> [GIVEN DATA]:

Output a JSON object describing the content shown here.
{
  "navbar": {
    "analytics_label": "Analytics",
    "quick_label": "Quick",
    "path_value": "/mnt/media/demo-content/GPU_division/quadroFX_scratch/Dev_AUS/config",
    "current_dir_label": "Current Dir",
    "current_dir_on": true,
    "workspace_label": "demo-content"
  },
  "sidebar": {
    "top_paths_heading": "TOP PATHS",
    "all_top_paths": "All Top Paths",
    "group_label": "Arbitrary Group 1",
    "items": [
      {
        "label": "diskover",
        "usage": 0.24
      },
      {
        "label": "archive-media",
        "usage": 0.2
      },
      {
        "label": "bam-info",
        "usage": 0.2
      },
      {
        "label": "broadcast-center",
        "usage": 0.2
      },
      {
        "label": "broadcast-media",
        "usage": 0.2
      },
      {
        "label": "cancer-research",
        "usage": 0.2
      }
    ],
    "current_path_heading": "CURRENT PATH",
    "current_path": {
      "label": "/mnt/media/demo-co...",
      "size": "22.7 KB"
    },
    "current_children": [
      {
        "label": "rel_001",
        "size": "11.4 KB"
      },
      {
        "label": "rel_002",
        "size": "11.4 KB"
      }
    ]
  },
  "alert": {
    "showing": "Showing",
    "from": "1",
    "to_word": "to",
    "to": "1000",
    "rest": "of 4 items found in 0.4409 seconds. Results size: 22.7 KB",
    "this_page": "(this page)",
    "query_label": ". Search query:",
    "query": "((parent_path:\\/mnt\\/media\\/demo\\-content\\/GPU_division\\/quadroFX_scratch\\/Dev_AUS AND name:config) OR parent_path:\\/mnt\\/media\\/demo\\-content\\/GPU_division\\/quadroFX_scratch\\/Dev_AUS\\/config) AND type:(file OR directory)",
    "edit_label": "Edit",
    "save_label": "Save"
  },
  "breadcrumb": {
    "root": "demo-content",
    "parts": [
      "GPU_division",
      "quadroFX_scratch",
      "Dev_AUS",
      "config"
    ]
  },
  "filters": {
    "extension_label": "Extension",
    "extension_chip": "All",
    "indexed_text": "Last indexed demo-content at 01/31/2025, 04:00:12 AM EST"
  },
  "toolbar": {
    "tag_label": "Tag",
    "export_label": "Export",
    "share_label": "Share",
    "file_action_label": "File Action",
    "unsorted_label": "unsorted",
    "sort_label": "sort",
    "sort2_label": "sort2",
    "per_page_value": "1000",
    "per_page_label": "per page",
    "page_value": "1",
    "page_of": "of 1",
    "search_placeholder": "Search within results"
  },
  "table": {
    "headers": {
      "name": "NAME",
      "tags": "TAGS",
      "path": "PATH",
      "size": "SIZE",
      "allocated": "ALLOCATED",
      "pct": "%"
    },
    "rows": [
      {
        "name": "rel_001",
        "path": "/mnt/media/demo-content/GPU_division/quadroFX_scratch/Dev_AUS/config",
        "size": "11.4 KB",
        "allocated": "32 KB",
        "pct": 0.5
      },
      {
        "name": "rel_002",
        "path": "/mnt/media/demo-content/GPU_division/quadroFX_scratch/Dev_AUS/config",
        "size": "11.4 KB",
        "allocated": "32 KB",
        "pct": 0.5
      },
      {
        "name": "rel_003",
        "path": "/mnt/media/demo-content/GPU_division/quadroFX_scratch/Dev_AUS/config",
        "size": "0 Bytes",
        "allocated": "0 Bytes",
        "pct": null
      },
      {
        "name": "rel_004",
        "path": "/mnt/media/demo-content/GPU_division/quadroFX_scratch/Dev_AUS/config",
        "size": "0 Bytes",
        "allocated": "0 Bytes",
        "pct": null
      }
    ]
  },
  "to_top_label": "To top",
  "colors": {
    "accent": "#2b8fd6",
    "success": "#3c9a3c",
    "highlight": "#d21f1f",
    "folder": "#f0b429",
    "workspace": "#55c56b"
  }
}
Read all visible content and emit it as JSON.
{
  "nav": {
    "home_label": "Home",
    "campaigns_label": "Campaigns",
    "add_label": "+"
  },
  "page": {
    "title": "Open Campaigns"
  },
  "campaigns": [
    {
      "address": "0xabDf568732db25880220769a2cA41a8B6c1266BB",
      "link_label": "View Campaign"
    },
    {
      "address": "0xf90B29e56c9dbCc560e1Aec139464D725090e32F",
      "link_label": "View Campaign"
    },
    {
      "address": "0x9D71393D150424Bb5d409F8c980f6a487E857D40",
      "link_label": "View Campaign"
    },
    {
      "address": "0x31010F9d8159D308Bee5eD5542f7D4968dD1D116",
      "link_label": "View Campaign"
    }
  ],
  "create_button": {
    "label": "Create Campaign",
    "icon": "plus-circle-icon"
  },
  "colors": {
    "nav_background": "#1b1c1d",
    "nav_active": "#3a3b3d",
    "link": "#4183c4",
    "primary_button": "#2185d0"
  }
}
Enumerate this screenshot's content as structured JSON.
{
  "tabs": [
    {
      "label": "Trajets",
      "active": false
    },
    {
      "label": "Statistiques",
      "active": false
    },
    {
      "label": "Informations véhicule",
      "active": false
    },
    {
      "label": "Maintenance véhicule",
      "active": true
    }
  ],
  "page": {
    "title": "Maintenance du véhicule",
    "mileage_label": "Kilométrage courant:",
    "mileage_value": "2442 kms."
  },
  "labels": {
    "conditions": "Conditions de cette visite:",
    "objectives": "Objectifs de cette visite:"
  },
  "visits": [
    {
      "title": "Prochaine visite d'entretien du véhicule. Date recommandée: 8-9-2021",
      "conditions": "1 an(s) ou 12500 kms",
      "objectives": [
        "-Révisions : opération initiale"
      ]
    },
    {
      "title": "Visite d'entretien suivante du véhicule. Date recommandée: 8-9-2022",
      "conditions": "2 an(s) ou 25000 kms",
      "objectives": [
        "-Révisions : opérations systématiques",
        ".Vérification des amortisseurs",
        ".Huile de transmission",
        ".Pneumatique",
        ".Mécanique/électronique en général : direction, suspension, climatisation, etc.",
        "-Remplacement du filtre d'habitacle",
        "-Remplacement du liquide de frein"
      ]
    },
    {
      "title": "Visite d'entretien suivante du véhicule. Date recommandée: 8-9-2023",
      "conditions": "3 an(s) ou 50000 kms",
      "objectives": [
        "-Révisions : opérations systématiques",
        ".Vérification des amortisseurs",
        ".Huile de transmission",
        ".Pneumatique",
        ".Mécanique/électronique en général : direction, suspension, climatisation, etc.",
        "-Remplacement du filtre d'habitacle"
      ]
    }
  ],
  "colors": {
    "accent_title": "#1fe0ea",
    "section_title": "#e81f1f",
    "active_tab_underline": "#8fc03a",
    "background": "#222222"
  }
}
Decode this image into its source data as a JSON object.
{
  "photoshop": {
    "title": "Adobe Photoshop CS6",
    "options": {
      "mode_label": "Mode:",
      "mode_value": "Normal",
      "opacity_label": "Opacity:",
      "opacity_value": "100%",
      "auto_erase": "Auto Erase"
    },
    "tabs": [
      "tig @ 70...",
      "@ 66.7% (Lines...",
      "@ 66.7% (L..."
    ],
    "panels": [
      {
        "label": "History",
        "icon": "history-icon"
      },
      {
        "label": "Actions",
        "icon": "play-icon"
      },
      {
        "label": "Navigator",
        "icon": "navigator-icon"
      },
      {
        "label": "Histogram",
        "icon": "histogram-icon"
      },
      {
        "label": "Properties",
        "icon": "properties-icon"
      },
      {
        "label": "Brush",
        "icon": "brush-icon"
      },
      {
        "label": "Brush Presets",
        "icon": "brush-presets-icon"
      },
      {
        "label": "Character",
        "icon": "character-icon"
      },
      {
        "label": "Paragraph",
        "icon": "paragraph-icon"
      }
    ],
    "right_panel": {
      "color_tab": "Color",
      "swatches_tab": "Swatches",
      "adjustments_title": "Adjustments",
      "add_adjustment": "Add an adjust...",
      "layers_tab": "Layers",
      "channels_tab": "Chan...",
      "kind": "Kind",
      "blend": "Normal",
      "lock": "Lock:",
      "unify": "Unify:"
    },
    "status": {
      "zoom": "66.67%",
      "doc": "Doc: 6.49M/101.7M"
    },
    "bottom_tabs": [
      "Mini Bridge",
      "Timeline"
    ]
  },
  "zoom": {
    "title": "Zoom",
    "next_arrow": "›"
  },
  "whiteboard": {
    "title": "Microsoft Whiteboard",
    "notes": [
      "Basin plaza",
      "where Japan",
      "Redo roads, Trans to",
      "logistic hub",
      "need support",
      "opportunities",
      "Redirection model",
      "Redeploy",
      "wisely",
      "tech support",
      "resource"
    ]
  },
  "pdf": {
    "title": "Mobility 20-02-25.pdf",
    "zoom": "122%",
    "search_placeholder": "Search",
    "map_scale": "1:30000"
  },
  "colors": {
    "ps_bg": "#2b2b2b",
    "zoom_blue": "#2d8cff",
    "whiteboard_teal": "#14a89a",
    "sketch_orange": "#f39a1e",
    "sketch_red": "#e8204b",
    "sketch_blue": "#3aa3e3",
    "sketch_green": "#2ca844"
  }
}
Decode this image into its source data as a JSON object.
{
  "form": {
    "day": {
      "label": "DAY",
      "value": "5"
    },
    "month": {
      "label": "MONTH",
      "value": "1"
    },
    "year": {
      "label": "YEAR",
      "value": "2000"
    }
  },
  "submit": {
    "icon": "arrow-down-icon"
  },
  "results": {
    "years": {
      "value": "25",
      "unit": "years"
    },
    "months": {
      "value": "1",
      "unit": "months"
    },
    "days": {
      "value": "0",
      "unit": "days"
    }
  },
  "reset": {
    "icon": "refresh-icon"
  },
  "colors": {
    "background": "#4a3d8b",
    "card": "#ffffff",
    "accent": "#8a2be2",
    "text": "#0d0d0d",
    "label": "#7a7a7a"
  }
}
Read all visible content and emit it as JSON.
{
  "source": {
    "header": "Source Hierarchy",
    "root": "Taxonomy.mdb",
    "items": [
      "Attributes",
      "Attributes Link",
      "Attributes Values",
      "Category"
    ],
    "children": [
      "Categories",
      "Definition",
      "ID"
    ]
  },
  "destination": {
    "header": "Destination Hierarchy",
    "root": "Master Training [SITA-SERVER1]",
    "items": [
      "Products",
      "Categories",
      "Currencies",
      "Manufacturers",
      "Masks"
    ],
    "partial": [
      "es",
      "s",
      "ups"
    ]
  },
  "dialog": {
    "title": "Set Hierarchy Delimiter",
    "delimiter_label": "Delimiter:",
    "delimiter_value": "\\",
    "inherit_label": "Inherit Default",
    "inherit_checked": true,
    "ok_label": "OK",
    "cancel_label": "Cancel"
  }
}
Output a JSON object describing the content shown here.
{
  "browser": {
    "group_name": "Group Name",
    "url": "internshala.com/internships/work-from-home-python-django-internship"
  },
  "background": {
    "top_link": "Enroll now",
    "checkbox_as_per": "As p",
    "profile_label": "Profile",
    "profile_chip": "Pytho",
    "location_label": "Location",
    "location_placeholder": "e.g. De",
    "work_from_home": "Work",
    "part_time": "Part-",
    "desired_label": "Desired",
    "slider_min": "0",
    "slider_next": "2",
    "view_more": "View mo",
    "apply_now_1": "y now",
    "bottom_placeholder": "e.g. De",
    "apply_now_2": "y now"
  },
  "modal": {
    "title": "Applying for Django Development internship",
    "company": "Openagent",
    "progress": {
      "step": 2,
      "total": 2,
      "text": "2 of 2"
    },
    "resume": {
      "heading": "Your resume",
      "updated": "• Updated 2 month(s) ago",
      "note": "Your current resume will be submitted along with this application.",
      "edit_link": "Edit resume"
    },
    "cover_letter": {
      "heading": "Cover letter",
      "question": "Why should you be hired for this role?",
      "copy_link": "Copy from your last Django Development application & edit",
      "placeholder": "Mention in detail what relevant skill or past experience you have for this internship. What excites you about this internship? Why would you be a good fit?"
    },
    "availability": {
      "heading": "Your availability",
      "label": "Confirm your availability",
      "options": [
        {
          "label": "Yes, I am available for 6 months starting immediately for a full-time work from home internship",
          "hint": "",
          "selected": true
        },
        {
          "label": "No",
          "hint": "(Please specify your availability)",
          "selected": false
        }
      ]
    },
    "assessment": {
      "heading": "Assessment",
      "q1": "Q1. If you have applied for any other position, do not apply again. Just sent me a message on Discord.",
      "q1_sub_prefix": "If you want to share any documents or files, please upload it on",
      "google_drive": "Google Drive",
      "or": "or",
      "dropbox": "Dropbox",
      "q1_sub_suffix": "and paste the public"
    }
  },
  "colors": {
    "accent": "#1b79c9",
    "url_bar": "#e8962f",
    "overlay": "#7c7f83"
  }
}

> [TASK DIRECTIONS]: Provide only the count of lines in the material above that hold the word "véhicule".

> [RESULT OF THE TASK]: 6